[Data items]
==================================================

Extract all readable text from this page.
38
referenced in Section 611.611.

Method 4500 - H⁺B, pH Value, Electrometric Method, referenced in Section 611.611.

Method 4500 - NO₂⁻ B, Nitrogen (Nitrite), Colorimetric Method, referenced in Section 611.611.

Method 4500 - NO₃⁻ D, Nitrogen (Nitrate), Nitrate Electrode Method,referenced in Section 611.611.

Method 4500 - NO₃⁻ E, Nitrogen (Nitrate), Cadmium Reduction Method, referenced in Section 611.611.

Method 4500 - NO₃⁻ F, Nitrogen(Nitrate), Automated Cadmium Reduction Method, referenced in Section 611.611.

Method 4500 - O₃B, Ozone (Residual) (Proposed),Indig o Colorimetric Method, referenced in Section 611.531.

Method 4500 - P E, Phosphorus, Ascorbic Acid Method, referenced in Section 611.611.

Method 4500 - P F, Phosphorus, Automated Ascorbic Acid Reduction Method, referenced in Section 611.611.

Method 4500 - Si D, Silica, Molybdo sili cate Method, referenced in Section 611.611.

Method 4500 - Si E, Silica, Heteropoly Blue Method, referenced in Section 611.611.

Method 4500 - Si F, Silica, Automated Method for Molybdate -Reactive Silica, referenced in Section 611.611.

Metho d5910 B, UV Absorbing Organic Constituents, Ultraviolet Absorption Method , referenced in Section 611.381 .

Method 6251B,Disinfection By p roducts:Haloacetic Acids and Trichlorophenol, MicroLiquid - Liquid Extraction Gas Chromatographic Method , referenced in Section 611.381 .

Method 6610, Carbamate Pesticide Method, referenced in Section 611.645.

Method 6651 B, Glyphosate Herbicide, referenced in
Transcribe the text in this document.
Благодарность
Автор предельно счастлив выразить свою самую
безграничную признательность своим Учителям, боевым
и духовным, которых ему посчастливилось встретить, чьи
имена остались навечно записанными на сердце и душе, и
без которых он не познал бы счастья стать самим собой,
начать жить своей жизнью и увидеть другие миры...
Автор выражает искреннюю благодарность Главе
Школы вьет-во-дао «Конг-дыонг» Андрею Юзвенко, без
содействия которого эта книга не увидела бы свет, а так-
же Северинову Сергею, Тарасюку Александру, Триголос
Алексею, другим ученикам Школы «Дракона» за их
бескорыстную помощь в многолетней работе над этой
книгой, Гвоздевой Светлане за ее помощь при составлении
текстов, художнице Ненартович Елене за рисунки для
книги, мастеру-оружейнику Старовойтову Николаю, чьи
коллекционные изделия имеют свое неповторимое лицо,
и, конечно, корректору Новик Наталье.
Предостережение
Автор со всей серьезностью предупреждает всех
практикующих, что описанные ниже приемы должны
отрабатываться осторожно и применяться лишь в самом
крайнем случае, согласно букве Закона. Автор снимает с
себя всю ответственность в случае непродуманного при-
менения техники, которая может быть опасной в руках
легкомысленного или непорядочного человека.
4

==================================================

Gather every line containing the word "Phosphorus" and copy it.

• RESPONSE:
Method 4500 - P E, Phosphorus, Ascorbic Acid Method, referenced in Section 611.611.
Method 4500 - P F, Phosphorus, Automated Ascorbic Acid Reduction Method, referenced in Section 611.611.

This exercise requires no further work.